▶ _Work request A_:
In the parenting forum thread, what does the first poster say is happening next week that will give her son some downtime?
▶ _Work request B_:
Continue the parenting forum thread from its final sentence.

▶ _Selected passage_:
***

You are right, it is a lonely experience and it really shakes my world when he is going through a bad time with it. It think its hit us harder this time as he has been so much better since he's been gluten free and this seems to have come like a bolt from the blue. Dh and I are now questioning whether we have just been in denial or glossing over things that have come to a head as a result.

Thank goodness its half term next week and we can give him some much needed downtime. (Mind you, then its parents' evening and I am so not looking forward to that this time.)

Ho hum, as you say, this too shall pass.

Thanks for the hugs.

Am off to bed, have promised myself and dh I wouldn't be in bed after 10.30 this week - oops!

120 · 09/02/2010 22:45

moose, just re-read and saw I cross posted with you earlier. really sorry you are down. its amazing how these children can manage to wring new depths of both high and low emotion from us without any control on our part.

like the sound of otters Pat

right. am now closing m'net so am not tempted to keep sneaking on and chatting!

Lenni · 09/02/2010 22:52

The NAS website is brilliant for information but I find it a little dry when you are used to MN iyswim.

Try not to feel that way about asking for help - no matter what there are always others worse off, it is the nature of life. Their (the worse off people) normal is different so they don't feel how you would expect when you aren't in their situation if that makes sense. People adjust to their situations and cope and it's only when things get harder for some reason that you really pay any attention to what is normal.

***

▶ _Dataset records_:
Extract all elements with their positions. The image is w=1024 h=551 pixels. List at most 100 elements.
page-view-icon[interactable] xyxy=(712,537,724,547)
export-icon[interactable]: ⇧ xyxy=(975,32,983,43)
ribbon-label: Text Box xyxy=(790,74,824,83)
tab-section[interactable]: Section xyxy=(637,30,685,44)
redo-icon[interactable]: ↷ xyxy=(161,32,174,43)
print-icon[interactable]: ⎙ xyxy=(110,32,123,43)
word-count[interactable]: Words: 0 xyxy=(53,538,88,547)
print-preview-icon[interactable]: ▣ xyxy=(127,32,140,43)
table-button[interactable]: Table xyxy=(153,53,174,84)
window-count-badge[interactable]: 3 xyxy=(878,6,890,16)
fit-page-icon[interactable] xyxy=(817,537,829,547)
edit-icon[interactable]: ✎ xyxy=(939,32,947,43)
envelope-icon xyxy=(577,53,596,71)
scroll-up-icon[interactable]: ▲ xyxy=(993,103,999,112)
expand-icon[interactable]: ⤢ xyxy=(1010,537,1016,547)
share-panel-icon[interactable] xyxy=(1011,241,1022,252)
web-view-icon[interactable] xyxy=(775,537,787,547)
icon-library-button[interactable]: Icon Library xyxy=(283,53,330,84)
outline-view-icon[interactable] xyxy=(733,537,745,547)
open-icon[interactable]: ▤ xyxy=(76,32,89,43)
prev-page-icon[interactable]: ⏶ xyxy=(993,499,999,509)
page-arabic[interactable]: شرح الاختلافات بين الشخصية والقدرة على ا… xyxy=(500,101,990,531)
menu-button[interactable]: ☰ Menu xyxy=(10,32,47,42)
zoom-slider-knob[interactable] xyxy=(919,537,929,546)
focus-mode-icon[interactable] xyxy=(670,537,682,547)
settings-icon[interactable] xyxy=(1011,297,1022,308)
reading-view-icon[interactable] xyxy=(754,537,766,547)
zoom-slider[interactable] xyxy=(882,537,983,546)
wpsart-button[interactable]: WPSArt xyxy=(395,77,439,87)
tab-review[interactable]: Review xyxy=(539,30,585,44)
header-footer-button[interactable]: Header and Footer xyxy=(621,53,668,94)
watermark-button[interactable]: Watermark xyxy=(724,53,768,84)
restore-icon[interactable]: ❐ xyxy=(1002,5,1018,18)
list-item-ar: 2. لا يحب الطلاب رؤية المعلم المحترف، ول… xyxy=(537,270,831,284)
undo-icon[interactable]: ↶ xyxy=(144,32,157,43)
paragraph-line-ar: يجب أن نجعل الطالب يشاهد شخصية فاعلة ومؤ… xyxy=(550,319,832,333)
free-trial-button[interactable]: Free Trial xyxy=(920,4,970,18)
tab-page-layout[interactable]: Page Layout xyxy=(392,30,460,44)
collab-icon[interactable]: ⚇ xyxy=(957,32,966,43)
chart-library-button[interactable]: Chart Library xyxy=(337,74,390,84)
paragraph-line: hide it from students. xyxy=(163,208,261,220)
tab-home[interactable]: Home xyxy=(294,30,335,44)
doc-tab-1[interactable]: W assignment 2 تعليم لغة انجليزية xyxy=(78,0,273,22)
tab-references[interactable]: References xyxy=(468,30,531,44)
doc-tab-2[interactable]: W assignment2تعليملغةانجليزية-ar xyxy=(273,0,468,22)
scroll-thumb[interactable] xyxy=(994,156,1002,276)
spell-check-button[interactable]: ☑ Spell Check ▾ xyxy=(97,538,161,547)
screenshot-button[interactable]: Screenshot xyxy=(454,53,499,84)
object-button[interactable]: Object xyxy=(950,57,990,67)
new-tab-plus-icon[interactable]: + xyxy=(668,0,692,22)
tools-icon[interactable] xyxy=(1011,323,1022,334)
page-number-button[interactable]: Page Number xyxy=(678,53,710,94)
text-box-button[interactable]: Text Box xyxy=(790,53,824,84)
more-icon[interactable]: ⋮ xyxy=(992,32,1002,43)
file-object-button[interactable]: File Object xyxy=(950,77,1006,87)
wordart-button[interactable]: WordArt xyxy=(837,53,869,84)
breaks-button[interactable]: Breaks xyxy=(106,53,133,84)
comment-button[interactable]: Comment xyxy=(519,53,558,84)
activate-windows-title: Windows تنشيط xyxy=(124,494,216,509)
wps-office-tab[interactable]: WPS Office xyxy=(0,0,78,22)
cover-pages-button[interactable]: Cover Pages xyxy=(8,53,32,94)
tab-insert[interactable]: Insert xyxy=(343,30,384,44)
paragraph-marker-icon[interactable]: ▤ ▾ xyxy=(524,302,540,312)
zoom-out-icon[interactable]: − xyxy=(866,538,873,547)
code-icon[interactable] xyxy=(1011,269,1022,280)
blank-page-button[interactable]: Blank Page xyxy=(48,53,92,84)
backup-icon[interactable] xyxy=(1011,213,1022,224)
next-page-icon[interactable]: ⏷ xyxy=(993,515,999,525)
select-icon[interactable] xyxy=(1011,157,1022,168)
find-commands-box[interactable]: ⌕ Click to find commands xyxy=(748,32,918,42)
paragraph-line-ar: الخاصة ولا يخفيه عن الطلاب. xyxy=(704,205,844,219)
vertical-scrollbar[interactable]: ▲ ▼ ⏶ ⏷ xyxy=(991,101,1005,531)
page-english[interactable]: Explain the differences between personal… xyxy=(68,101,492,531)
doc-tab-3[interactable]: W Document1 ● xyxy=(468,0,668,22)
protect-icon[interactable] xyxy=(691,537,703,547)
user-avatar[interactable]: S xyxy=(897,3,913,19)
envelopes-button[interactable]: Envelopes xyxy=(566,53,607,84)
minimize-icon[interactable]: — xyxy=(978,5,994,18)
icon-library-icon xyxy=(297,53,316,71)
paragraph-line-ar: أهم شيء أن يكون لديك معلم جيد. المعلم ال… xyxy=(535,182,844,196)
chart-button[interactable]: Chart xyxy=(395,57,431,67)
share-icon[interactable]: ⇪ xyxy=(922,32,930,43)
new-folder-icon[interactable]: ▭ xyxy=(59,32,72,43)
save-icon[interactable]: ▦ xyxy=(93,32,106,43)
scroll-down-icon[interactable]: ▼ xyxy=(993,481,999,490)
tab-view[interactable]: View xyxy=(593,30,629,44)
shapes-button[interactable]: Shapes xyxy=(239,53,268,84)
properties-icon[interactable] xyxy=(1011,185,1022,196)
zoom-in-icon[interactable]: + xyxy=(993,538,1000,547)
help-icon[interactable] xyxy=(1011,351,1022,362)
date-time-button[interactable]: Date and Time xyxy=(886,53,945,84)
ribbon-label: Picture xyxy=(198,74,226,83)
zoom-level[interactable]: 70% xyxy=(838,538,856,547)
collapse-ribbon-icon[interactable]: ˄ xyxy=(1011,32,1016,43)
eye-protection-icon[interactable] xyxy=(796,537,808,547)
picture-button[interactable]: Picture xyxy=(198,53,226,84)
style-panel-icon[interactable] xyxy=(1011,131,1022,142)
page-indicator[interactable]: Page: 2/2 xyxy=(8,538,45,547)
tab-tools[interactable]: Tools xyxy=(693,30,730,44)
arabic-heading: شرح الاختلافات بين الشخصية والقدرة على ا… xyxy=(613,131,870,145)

***

▶ _Task output A_:
It is half term next week.

▶ _Task output B_:
I think you are definately on to something with the diet with DS1 but try to remember it isn't a cure, it is likely a trigger but there will be other triggers too. Perhaps he is tired atm with being near to the end of term? This time of year is the worst for tiredness in kids I found as Christmas is not a restful holiday and with dark nights they aren't getting as much physical activity so are generally more lethargic. Tiredness was a major trigger for many of the ASD children I worked with.

I never really know whether to offer any help/advice tbh as I'm coming from a completely different side of things to you. I have lived in with a couple of jobs so do have some experience of what is like to live with caring for children with ASD but the mere fact that they weren't my children gives enough detachment to make it a lot easier to deal with. It must be a million times more frustrating for you as you are his Mum and want the best for him.

moosemama · 10/02/2010 09:54

Thank Lenni

Yes, ds is very tired and he's got man flu a cold, so both will have had an impact, but we've just found out about some stuff that's been ongoing for a while and we weren't aware of.

The diet thing is odd, feels a bit like it might be a red herring, as although he dramatically improved when he came off gluten, his digestion has returned to its old ways in line with his behaviour change over the last couple of weeks and we have been unable to identify even a trace of gluten that he might accidentally have ingested. We do know he accepted a cake of a boy at school a few weeks ago, but I can't seem to find any info about how long the physical and behavioural repercussions of this uncontrolled 'challenge' might last.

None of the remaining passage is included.